EXERCISE REQUIREMENTS. From the entries below, gather each line containing the word "Terms".

Dataset records:

————————

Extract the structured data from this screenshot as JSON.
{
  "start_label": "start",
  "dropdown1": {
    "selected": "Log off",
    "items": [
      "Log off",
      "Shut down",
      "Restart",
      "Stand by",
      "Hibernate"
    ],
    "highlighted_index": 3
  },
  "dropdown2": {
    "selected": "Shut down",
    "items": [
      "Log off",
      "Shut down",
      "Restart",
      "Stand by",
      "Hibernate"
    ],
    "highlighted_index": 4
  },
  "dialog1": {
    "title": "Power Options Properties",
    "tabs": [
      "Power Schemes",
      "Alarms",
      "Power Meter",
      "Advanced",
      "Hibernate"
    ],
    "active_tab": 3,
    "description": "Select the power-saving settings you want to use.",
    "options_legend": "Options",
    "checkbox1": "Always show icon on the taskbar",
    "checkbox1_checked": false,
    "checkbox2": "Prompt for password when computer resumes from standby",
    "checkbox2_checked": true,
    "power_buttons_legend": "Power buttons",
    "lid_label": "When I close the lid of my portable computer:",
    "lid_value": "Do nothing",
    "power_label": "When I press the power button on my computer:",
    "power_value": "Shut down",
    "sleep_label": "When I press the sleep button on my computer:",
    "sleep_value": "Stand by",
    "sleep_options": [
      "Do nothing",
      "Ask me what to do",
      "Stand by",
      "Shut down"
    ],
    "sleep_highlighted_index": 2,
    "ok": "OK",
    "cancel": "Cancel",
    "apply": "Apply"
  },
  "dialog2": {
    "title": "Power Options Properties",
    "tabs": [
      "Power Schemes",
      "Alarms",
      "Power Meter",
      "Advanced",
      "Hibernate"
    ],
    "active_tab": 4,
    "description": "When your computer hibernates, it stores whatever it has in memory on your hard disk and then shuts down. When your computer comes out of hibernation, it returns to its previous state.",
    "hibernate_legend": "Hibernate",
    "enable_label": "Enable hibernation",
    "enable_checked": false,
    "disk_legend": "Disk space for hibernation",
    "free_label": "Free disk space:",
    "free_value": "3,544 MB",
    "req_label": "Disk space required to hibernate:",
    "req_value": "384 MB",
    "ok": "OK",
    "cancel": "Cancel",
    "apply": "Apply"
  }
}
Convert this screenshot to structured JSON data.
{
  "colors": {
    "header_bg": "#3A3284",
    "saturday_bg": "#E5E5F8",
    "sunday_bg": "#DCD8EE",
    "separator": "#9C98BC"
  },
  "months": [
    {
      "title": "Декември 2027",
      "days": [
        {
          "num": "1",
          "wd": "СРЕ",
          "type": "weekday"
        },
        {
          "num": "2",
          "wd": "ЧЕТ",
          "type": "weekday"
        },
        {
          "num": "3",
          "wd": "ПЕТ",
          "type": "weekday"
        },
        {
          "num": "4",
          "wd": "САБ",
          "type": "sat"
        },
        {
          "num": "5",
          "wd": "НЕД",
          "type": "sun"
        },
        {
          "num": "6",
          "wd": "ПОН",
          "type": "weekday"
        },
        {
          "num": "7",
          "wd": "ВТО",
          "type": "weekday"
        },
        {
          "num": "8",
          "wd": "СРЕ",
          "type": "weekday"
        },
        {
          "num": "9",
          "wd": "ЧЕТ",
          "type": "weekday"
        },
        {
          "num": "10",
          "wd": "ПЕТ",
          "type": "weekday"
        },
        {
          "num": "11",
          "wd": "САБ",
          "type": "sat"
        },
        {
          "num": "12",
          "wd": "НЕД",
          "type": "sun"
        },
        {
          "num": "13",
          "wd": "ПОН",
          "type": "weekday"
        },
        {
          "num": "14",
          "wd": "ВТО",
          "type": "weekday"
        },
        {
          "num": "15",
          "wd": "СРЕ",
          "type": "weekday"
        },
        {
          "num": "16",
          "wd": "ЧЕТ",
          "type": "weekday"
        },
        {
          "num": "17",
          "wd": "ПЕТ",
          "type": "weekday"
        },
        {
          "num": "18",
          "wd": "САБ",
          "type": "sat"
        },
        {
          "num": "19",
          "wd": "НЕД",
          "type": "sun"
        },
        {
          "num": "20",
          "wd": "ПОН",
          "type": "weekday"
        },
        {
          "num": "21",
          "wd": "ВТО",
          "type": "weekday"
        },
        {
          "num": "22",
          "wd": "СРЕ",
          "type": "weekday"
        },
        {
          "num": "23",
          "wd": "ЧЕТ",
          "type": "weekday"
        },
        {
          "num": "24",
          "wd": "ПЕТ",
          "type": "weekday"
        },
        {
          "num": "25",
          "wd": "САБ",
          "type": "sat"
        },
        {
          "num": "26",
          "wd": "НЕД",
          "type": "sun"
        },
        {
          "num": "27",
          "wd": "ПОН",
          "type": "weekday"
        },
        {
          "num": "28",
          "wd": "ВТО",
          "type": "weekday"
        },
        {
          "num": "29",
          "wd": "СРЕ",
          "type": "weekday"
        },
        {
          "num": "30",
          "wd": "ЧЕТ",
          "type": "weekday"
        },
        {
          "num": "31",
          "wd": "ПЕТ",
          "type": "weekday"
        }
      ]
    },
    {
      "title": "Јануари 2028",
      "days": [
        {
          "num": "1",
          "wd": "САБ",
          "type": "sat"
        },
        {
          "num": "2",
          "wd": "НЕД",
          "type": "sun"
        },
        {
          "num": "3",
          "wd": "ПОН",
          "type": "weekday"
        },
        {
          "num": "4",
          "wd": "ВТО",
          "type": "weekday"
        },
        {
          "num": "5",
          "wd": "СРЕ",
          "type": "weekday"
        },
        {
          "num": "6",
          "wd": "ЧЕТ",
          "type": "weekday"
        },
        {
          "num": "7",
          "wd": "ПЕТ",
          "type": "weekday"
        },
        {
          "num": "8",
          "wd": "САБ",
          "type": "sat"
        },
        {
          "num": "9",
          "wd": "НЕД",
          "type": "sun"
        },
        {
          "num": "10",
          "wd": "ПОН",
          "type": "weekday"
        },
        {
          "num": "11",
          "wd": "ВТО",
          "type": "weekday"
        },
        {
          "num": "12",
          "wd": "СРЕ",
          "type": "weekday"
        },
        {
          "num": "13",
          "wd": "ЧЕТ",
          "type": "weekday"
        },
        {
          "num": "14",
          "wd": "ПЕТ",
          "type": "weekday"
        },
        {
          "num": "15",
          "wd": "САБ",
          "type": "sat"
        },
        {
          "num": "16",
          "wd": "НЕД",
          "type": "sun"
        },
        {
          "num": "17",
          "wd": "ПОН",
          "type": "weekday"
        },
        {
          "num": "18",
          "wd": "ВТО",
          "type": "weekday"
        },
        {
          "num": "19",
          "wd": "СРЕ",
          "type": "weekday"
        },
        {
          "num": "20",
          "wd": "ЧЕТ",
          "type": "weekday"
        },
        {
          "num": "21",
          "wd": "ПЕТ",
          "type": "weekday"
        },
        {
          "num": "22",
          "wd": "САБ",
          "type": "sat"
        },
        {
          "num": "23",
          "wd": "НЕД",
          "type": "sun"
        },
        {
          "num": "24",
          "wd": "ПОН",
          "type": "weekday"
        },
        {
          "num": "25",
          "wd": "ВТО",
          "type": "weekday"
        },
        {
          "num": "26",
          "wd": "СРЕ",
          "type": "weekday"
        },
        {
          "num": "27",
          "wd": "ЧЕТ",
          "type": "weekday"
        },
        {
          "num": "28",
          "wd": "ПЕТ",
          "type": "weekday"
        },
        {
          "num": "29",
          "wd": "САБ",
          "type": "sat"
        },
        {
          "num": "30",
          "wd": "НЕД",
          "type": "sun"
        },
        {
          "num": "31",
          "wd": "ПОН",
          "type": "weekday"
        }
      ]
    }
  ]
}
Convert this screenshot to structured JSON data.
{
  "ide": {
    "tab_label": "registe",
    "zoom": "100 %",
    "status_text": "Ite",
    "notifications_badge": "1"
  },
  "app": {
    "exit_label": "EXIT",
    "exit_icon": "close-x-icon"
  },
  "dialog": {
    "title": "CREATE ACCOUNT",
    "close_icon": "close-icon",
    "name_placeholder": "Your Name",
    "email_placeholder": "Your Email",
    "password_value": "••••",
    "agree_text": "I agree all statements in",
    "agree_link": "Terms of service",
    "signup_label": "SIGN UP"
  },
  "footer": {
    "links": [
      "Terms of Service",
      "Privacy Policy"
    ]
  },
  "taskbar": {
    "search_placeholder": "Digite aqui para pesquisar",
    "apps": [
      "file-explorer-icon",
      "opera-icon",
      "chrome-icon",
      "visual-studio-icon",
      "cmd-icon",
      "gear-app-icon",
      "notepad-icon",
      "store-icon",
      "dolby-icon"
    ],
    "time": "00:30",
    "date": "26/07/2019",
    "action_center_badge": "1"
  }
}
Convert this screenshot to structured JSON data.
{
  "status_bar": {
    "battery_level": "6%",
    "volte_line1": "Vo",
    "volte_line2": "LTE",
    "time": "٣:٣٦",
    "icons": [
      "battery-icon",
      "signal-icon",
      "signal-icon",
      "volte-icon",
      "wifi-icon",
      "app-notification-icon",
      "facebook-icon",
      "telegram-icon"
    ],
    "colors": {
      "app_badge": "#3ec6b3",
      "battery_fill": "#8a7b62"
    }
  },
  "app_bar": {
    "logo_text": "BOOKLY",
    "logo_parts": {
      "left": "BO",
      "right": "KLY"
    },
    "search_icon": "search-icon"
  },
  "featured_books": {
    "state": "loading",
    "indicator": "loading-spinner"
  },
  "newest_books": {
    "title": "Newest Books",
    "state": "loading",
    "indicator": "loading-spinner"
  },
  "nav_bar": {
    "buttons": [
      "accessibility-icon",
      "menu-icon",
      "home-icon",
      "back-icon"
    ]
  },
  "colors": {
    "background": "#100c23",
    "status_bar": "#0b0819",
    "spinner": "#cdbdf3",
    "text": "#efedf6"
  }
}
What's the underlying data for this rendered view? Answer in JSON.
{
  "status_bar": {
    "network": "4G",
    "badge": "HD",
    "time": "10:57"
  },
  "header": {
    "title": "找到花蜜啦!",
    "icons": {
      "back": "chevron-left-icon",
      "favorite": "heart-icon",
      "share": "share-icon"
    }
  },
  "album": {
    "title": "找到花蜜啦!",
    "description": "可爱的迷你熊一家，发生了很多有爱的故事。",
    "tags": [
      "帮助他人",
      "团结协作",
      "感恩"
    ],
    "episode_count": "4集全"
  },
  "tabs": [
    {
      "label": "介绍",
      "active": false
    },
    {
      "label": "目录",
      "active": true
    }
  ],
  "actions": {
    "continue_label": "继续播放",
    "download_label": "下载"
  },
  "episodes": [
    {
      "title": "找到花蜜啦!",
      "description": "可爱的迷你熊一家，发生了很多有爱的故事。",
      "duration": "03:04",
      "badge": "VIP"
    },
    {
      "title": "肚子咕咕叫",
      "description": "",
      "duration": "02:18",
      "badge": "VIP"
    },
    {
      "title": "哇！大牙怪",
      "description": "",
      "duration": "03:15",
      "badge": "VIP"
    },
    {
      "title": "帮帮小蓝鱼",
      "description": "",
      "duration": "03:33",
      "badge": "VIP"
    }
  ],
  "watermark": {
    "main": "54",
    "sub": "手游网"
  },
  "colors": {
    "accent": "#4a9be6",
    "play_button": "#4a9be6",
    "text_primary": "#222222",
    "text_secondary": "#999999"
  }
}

————————

FINISHED ANSWER.
    "agree_link": "Terms of service",
      "Terms of Service",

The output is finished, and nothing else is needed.